[Extracted data entries]
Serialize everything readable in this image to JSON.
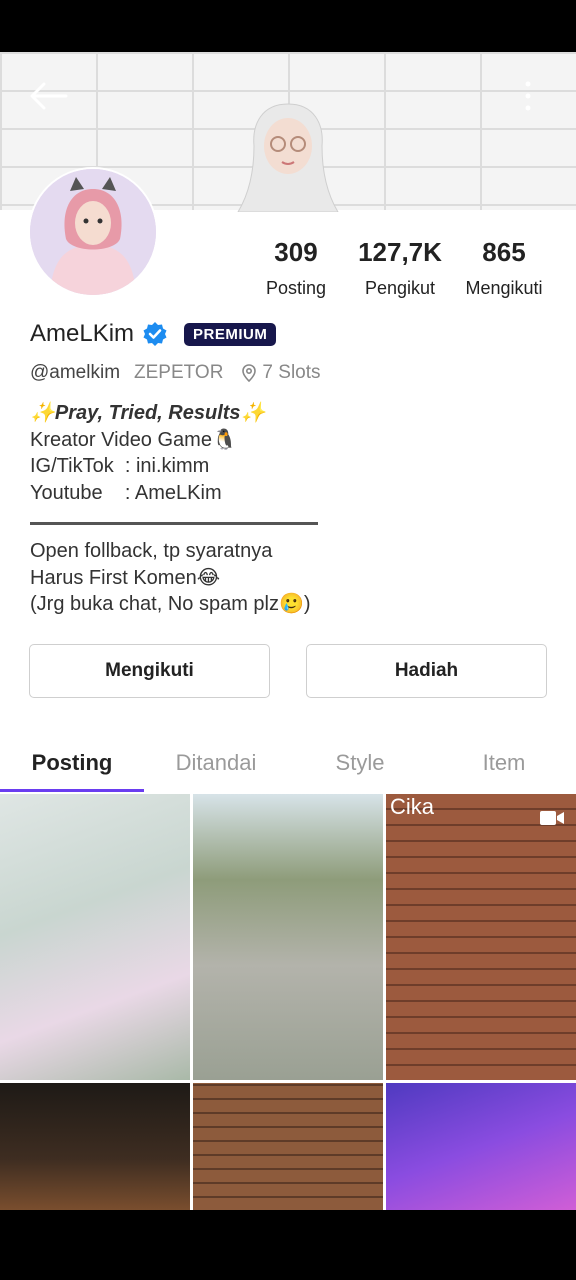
{
  "header": {
    "back_icon": "arrow-left-icon",
    "more_icon": "more-vertical-icon"
  },
  "profile": {
    "name": "AmeLKim",
    "badge": "PREMIUM",
    "handle": "@amelkim",
    "app_name": "ZEPETOR",
    "slots": "7 Slots",
    "bio_title": "✨Pray, Tried, Results✨",
    "bio_lines": "Kreator Video Game🐧\nIG/TikTok  : ini.kimm\nYoutube    : AmeLKim",
    "bio_note": "Open follback, tp syaratnya\nHarus First Komen😂\n(Jrg buka chat, No spam plz🥲)"
  },
  "stats": {
    "posts_value": "309",
    "posts_label": "Posting",
    "followers_value": "127,7K",
    "followers_label": "Pengikut",
    "following_value": "865",
    "following_label": "Mengikuti"
  },
  "actions": {
    "follow_label": "Mengikuti",
    "gift_label": "Hadiah"
  },
  "tabs": [
    {
      "label": "Posting",
      "active": true
    },
    {
      "label": "Ditandai",
      "active": false
    },
    {
      "label": "Style",
      "active": false
    },
    {
      "label": "Item",
      "active": false
    }
  ],
  "grid": {
    "third_caption": "Cika"
  },
  "colors": {
    "accent": "#6a3df0",
    "premium_badge": "#17174c",
    "verified": "#1d8cf0"
  }
}
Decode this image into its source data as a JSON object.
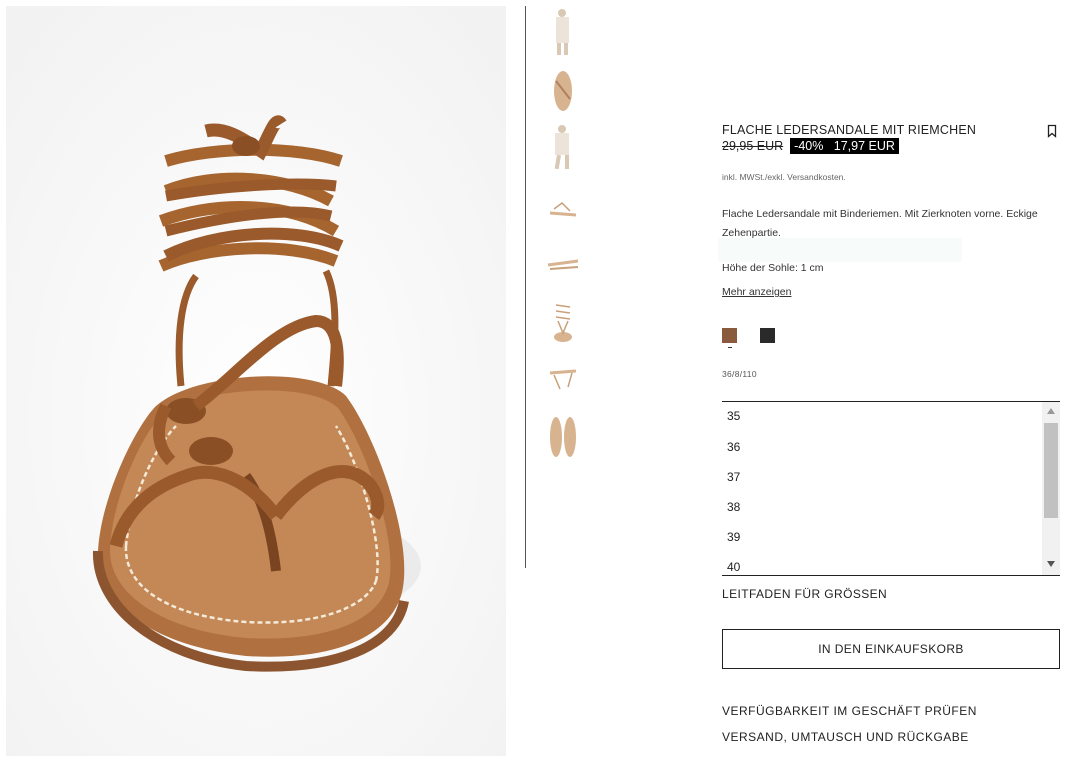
{
  "product": {
    "title": "FLACHE LEDERSANDALE MIT RIEMCHEN",
    "old_price": "29,95 EUR",
    "discount": "-40%",
    "new_price": "17,97 EUR",
    "tax_note": "inkl. MWSt./exkl. Versandkosten.",
    "description": "Flache Ledersandale mit Binderiemen. Mit Zierknoten vorne. Eckige Zehenpartie.",
    "sole_height": "Höhe der Sohle: 1 cm",
    "more_link": "Mehr anzeigen",
    "reference": "36/8/110",
    "colors": [
      {
        "name": "brown",
        "hex": "#8a5a3c",
        "selected": true
      },
      {
        "name": "black",
        "hex": "#2a2a2a",
        "selected": false
      }
    ]
  },
  "sizes": [
    "35",
    "36",
    "37",
    "38",
    "39",
    "40"
  ],
  "actions": {
    "size_guide": "LEITFADEN FÜR GRÖSSEN",
    "add_to_cart": "IN DEN EINKAUFSKORB",
    "store_availability": "VERFÜGBARKEIT IM GESCHÄFT PRÜFEN",
    "shipping": "VERSAND, UMTAUSCH UND RÜCKGABE"
  },
  "icons": {
    "bookmark": "bookmark-icon",
    "scroll_up": "chevron-up-icon",
    "scroll_down": "chevron-down-icon"
  },
  "gallery": {
    "thumbnail_count": 8
  }
}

→ Your instructions
Each entry should be repeated exactly as it appears; the pictures stay out.

→ Problem solution
Serialize everything readable in this image to JSON.
{
  "header": {
    "back_icon": "arrow-left-icon",
    "more_icon": "more-vertical-icon"
  },
  "profile": {
    "name": "AmeLKim",
    "badge": "PREMIUM",
    "handle": "@amelkim",
    "app_name": "ZEPETOR",
    "slots": "7 Slots",
    "bio_title": "✨Pray, Tried, Results✨",
    "bio_lines": "Kreator Video Game🐧\nIG/TikTok  : ini.kimm\nYoutube    : AmeLKim",
    "bio_note": "Open follback, tp syaratnya\nHarus First Komen😂\n(Jrg buka chat, No spam plz🥲)"
  },
  "stats": {
    "posts_value": "309",
    "posts_label": "Posting",
    "followers_value": "127,7K",
    "followers_label": "Pengikut",
    "following_value": "865",
    "following_label": "Mengikuti"
  },
  "actions": {
    "follow_label": "Mengikuti",
    "gift_label": "Hadiah"
  },
  "tabs": [
    {
      "label": "Posting",
      "active": true
    },
    {
      "label": "Ditandai",
      "active": false
    },
    {
      "label": "Style",
      "active": false
    },
    {
      "label": "Item",
      "active": false
    }
  ],
  "grid": {
    "third_caption": "Cika"
  },
  "colors": {
    "accent": "#6a3df0",
    "premium_badge": "#17174c",
    "verified": "#1d8cf0"
  }
}
Decode this image into its source data as a JSON object.
{
  "product": {
    "title": "FLACHE LEDERSANDALE MIT RIEMCHEN",
    "old_price": "29,95 EUR",
    "discount": "-40%",
    "new_price": "17,97 EUR",
    "tax_note": "inkl. MWSt./exkl. Versandkosten.",
    "description": "Flache Ledersandale mit Binderiemen. Mit Zierknoten vorne. Eckige Zehenpartie.",
    "sole_height": "Höhe der Sohle: 1 cm",
    "more_link": "Mehr anzeigen",
    "reference": "36/8/110",
    "colors": [
      {
        "name": "brown",
        "hex": "#8a5a3c",
        "selected": true
      },
      {
        "name": "black",
        "hex": "#2a2a2a",
        "selected": false
      }
    ]
  },
  "sizes": [
    "35",
    "36",
    "37",
    "38",
    "39",
    "40"
  ],
  "actions": {
    "size_guide": "LEITFADEN FÜR GRÖSSEN",
    "add_to_cart": "IN DEN EINKAUFSKORB",
    "store_availability": "VERFÜGBARKEIT IM GESCHÄFT PRÜFEN",
    "shipping": "VERSAND, UMTAUSCH UND RÜCKGABE"
  },
  "icons": {
    "bookmark": "bookmark-icon",
    "scroll_up": "chevron-up-icon",
    "scroll_down": "chevron-down-icon"
  },
  "gallery": {
    "thumbnail_count": 8
  }
}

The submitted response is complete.